» **GIVEN PROBLEM**
Output the data below in full, byte for byte. Nothing may differ.

== DATASET EXCERPTS ==

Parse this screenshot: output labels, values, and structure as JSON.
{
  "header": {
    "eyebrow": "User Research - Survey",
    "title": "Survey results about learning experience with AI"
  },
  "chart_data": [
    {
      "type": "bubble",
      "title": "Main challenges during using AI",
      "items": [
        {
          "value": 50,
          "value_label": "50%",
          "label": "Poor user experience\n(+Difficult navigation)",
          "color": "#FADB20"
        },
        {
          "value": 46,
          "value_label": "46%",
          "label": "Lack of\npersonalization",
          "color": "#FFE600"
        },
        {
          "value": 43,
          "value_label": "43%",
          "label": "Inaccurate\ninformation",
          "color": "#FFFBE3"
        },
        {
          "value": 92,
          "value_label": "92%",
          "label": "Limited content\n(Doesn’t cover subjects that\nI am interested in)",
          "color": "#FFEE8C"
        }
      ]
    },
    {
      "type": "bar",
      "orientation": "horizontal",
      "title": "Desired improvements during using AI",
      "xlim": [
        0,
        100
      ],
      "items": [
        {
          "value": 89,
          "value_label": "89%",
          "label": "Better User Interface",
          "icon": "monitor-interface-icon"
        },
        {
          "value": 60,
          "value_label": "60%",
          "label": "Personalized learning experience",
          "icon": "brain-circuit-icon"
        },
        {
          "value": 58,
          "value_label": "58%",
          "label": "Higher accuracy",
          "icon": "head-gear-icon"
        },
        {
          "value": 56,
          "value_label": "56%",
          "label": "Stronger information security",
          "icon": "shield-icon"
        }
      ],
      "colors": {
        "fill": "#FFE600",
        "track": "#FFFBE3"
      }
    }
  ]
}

===

» **EXERCISE SOLUTION**
Parse this screenshot: output labels, values, and structure as JSON.
{
  "header": {
    "eyebrow": "User Research - Survey",
    "title": "Survey results about learning experience with AI"
  },
  "chart_data": [
    {
      "type": "bubble",
      "title": "Main challenges during using AI",
      "items": [
        {
          "value": 50,
          "value_label": "50%",
          "label": "Poor user experience\n(+Difficult navigation)",
          "color": "#FADB20"
        },
        {
          "value": 46,
          "value_label": "46%",
          "label": "Lack of\npersonalization",
          "color": "#FFE600"
        },
        {
          "value": 43,
          "value_label": "43%",
          "label": "Inaccurate\ninformation",
          "color": "#FFFBE3"
        },
        {
          "value": 92,
          "value_label": "92%",
          "label": "Limited content\n(Doesn’t cover subjects that\nI am interested in)",
          "color": "#FFEE8C"
        }
      ]
    },
    {
      "type": "bar",
      "orientation": "horizontal",
      "title": "Desired improvements during using AI",
      "xlim": [
        0,
        100
      ],
      "items": [
        {
          "value": 89,
          "value_label": "89%",
          "label": "Better User Interface",
          "icon": "monitor-interface-icon"
        },
        {
          "value": 60,
          "value_label": "60%",
          "label": "Personalized learning experience",
          "icon": "brain-circuit-icon"
        },
        {
          "value": 58,
          "value_label": "58%",
          "label": "Higher accuracy",
          "icon": "head-gear-icon"
        },
        {
          "value": 56,
          "value_label": "56%",
          "label": "Stronger information security",
          "icon": "shield-icon"
        }
      ],
      "colors": {
        "fill": "#FFE600",
        "track": "#FFFBE3"
      }
    }
  ]
}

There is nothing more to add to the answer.